Notes to Consolidated Financial Statements

 

December 31, 2010 and March 31, 2011

 

(1)                     Organization

 

Antero Resources LLC, a limited liability company, and its consolidated subsidiaries (collectively referred to as the Company, we, or our) are engaged in the exploration for and the production of natural gas, natural gas liquids (NGLs), and oil onshore in the United States in unconventional reservoirs, which can generally be characterized as fractured shales and tight sand formations. Our properties are primarily located in the Appalachian Basin in West Virginia and Pennsylvania, the Arkoma Basin in Oklahoma, and the Piceance Basin in Colorado. We also have certain midstream gathering and pipeline operations, which are ancillary to our interests in producing properties in these basins. Our corporate headquarters are in Denver, Colorado.

 

Our consolidated financial statements as of December 31, 2010 and March 31, 2011 include the accounts of Antero Resources LLC, and its directly and indirectly owned subsidiaries. The subsidiaries include Antero Resources Corporation (Antero Arkoma), Antero Resources Piceance Corporation (Antero Piceance), Antero Resources Pipeline Corporation (Antero Pipeline), Antero Resources Appalachian Corporation and its subsidiary, Antero Resources Bluestone LLC (Antero Appalachian), and Antero Resources Finance Corporation (Antero Finance) (collectively referred to as the Antero Entities).

## Exercises
a. Using the organization note, decide whether each statement agrees with it: (i) The company's corporate headquarters are in Denver, Colorado. (ii) The company's properties are primarily located in the Permian Basin in Texas. (iii) The company's midstream gathering and pipeline operations are its main line of business. Answer yes or no for each and quote the words of the note that decide it.
b. List every basin that the organization note names as a primary location of the company's properties, along with the state or states it gives for each.
c. According to the organization note, how can the company's unconventional reservoirs generally be characterized?

## Data
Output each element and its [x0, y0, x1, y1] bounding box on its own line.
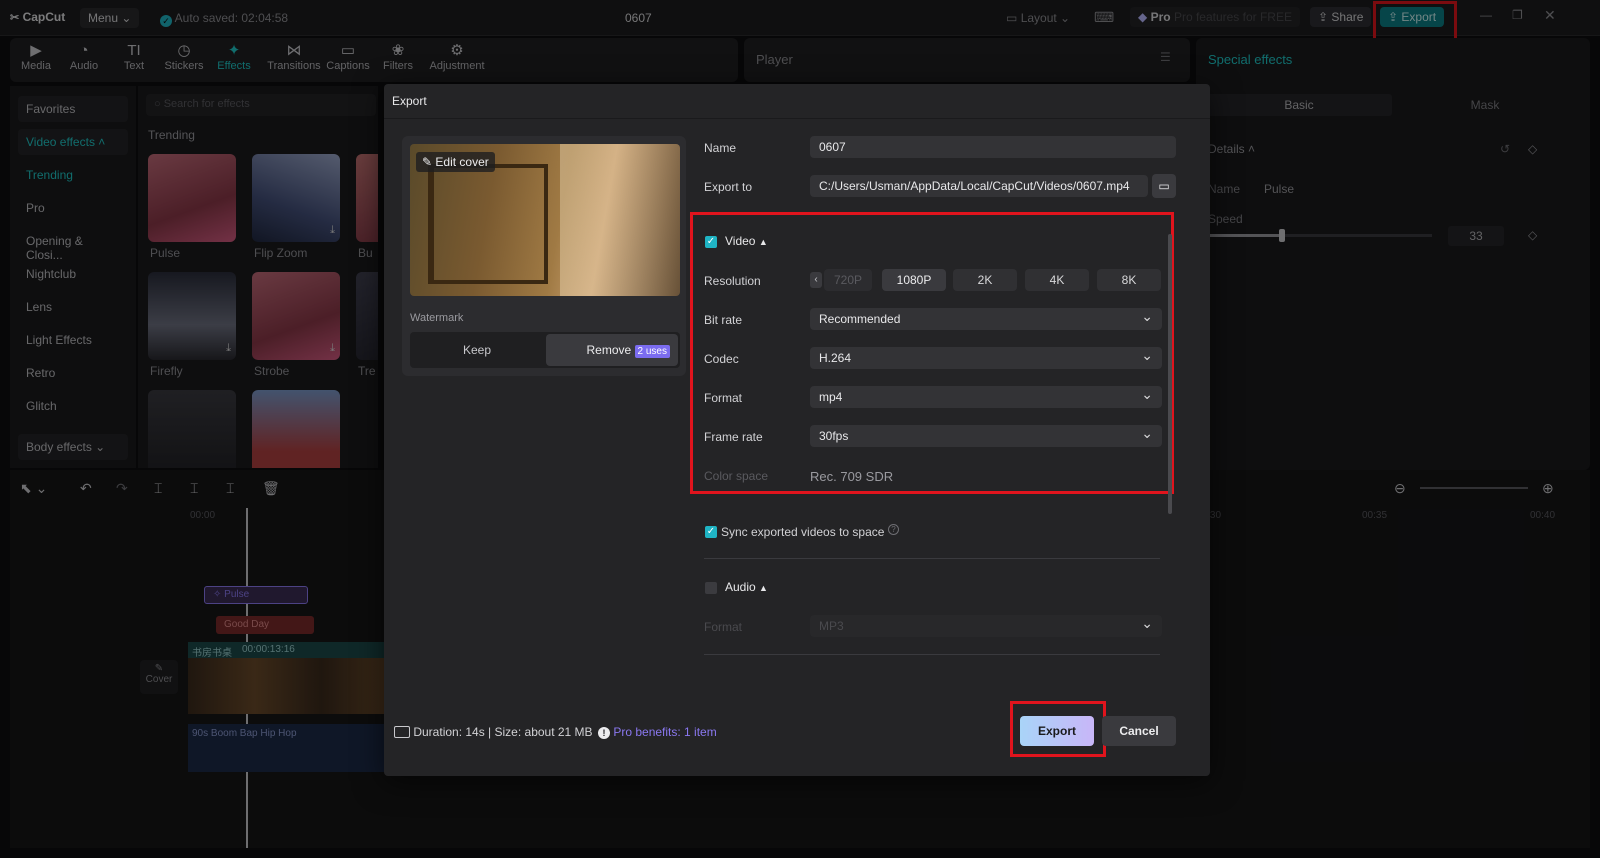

## Responses per task
a.
(i) Yes: "Our corporate headquarters are in Denver, Colorado."
(ii) No: "Our properties are primarily located in the Appalachian Basin in West Virginia and Pennsylvania, the Arkoma Basin in Oklahoma, and the Piceance Basin in Colorado."
(iii) No: "We also have certain midstream gathering and pipeline operations, which are ancillary to our interests in producing properties in these basins."

b.
- Appalachian Basin: West Virginia and Pennsylvania
- Arkoma Basin: Oklahoma
- Piceance Basin: Colorado

c. As fractured shales and tight sand formations.